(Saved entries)
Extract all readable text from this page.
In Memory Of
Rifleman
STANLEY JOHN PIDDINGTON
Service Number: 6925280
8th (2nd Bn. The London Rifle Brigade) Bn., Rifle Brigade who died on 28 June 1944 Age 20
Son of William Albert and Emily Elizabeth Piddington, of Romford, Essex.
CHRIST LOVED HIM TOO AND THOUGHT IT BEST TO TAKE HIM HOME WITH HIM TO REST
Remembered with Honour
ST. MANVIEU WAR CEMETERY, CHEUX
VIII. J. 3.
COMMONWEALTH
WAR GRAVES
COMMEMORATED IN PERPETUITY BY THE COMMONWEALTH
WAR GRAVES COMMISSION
---
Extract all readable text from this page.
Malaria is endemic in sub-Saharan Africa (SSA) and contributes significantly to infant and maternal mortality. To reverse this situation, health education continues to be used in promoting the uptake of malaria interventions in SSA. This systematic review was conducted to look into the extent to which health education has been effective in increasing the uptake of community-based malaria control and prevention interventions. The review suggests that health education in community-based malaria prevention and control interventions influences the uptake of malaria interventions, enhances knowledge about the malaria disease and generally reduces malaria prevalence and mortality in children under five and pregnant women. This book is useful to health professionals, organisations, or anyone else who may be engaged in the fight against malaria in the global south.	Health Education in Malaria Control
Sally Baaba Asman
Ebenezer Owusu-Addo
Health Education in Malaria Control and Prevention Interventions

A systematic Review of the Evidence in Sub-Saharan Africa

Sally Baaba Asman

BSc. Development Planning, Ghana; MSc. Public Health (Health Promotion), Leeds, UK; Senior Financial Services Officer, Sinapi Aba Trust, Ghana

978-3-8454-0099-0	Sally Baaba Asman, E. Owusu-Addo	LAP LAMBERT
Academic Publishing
* * *
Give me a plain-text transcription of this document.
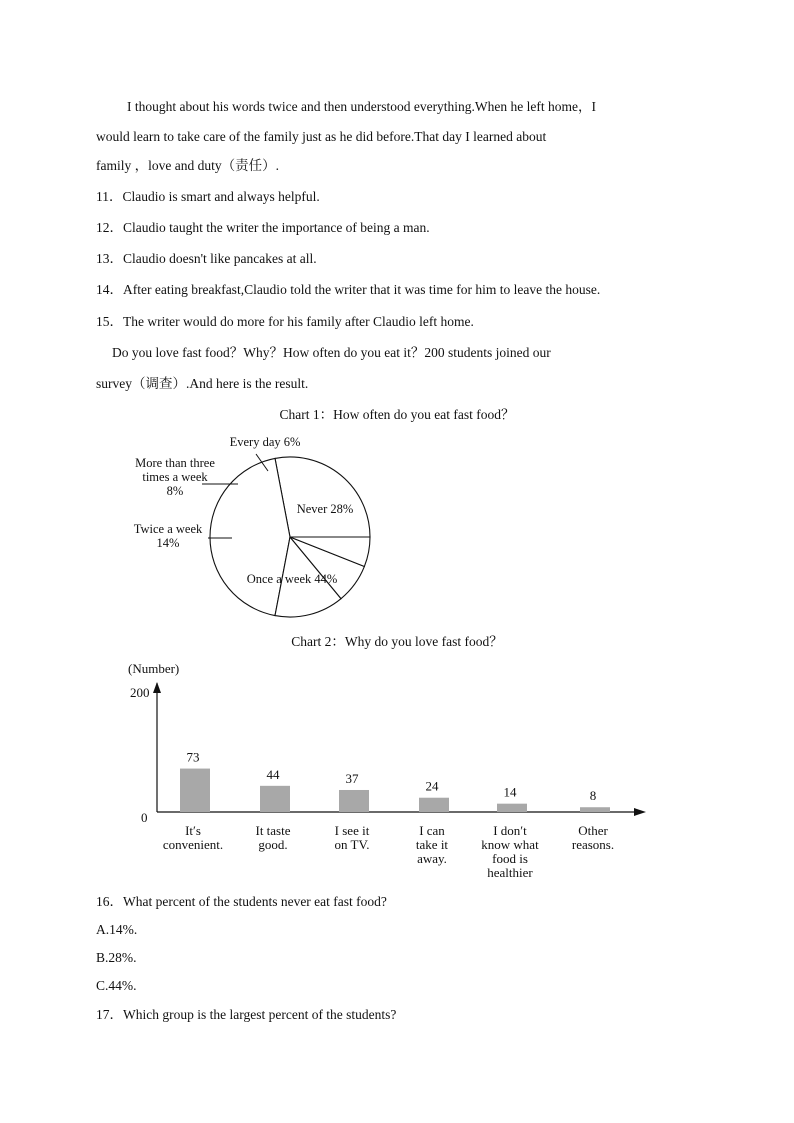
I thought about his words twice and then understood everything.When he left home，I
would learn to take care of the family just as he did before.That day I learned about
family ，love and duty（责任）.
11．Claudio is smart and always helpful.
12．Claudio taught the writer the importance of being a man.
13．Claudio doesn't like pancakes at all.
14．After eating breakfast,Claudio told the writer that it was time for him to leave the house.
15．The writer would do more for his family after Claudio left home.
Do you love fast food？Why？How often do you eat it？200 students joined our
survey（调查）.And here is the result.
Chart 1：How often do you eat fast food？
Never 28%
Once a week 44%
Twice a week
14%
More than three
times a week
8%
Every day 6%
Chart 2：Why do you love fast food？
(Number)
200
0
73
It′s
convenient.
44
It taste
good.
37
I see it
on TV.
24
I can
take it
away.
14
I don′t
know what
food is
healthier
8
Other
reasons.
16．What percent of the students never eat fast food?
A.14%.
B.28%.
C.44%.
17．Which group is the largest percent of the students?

Instruction:
Using the records above, select and copy every line that has the word "Chart".

Reply to the task:
Chart 1：How often do you eat fast food？
Chart 2：Why do you love fast food？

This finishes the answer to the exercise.